[Start DATASET CONTENT]
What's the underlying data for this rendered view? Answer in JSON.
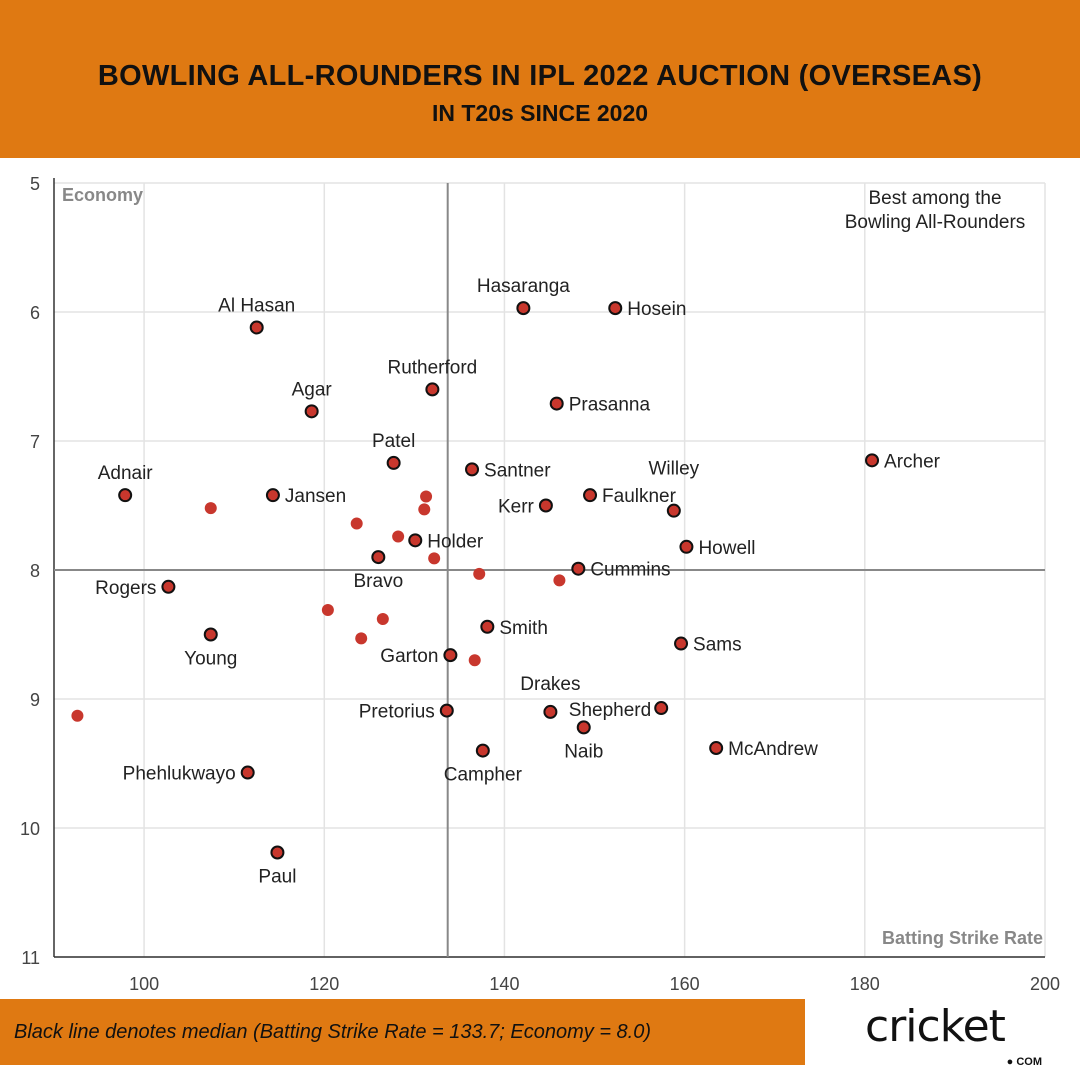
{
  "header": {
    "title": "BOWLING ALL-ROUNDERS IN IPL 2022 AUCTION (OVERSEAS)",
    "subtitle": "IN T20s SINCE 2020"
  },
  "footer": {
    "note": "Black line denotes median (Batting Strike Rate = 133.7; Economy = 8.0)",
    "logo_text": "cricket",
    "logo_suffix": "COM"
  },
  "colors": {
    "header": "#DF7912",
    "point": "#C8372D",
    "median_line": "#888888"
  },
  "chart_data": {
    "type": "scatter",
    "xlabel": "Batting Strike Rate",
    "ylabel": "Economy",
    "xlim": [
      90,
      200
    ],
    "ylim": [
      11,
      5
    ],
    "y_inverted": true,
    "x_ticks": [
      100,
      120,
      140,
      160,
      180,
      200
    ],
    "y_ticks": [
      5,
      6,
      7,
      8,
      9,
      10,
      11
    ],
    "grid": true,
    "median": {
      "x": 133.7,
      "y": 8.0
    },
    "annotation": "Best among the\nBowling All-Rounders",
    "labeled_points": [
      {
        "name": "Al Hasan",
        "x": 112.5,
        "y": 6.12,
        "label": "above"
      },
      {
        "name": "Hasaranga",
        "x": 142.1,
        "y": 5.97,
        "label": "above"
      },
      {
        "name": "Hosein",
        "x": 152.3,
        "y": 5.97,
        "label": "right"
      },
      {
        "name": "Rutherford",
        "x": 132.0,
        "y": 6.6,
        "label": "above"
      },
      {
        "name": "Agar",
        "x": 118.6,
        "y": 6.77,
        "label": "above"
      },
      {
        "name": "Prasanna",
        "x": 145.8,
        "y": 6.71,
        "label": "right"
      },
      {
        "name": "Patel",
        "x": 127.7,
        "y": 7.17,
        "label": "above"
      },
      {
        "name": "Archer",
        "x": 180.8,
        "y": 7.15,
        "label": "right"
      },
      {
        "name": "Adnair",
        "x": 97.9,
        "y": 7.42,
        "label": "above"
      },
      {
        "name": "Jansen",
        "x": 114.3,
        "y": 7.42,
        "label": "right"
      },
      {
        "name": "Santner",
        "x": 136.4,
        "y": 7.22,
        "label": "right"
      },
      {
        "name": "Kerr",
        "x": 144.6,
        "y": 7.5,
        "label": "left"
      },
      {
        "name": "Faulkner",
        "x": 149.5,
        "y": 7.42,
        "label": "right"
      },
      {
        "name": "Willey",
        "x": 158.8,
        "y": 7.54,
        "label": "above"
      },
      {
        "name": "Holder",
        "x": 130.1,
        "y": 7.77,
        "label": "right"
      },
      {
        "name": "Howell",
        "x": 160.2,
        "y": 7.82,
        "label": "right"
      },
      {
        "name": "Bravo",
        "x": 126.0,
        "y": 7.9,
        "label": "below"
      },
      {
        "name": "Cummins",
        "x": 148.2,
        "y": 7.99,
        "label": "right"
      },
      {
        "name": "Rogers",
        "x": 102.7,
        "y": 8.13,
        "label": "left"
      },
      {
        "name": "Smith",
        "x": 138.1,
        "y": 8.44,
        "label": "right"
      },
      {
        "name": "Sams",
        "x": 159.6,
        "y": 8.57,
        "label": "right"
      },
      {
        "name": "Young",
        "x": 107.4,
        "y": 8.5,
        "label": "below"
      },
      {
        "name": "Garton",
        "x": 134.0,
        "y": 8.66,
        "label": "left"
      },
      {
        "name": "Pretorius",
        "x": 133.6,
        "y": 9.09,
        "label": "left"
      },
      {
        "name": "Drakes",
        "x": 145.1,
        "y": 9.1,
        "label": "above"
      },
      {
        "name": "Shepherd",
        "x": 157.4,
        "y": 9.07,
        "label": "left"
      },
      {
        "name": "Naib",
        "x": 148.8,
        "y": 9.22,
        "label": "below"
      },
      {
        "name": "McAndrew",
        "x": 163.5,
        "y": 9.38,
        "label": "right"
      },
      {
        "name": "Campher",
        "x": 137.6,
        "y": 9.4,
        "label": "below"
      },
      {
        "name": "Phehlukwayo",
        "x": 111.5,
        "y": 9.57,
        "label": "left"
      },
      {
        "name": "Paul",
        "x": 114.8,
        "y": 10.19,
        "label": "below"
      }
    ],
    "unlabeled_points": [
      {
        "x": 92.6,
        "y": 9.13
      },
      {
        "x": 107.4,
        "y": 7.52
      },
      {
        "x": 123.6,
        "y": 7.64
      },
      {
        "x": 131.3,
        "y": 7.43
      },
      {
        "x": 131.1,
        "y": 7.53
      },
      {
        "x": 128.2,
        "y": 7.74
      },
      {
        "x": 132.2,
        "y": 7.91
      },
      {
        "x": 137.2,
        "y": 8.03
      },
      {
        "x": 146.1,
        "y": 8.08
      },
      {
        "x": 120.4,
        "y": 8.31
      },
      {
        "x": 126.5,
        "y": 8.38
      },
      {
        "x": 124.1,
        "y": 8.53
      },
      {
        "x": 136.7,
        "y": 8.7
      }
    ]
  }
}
[End DATASET CONTENT]
[Start DATASET CONTENT]
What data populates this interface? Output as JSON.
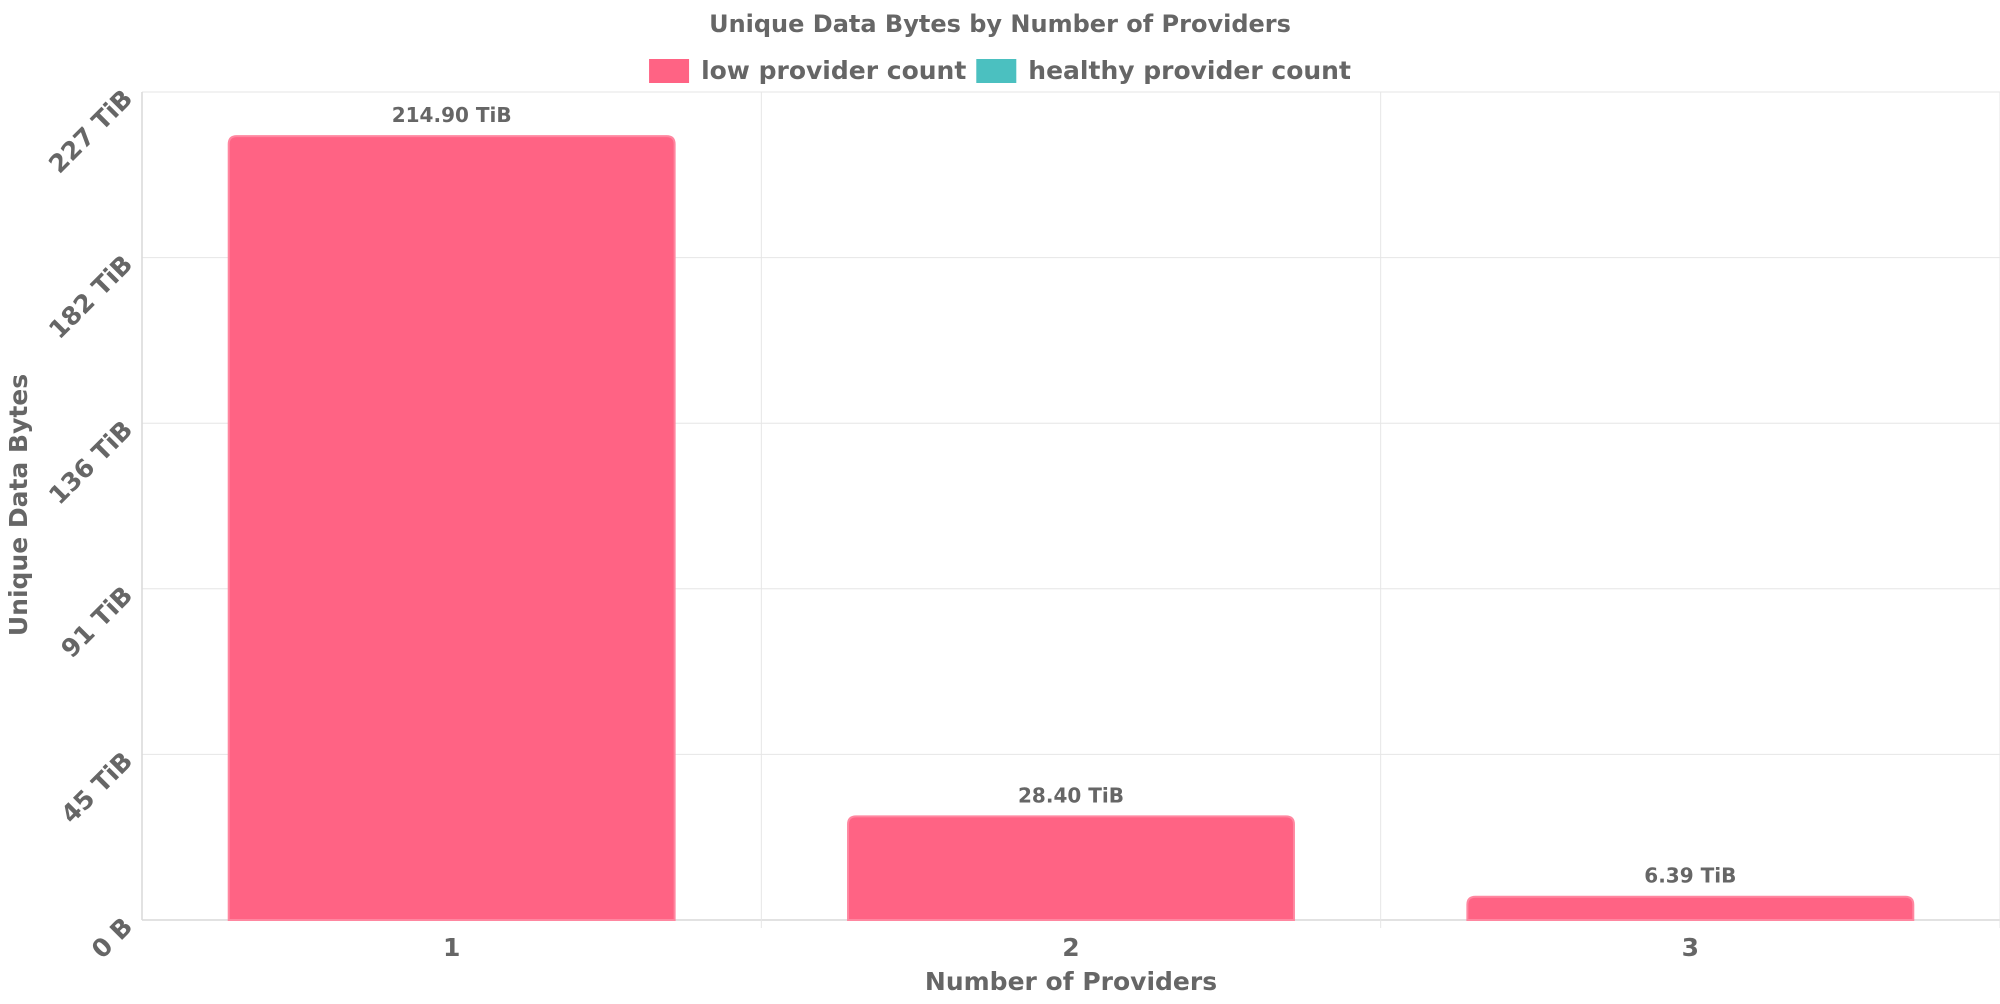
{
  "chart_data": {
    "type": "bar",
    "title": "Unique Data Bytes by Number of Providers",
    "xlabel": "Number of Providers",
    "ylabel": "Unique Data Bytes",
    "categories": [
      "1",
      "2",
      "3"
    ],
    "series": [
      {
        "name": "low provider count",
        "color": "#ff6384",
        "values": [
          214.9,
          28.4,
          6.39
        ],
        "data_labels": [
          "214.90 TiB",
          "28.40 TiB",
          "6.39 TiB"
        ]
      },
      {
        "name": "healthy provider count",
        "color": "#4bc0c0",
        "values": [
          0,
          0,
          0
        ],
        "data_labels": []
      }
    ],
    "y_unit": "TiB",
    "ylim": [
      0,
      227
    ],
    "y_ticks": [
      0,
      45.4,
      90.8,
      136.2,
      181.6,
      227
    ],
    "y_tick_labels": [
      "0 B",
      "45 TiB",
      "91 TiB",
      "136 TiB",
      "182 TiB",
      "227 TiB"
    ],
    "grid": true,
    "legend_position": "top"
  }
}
[End DATASET CONTENT]
Using the listing above, pull out all lines that hold the word "Strike".

• [WRITTEN SOLUTION]:
    "note": "Black line denotes median (Batting Strike Rate = 133.7; Economy = 8.0)",
    "xlabel": "Batting Strike Rate",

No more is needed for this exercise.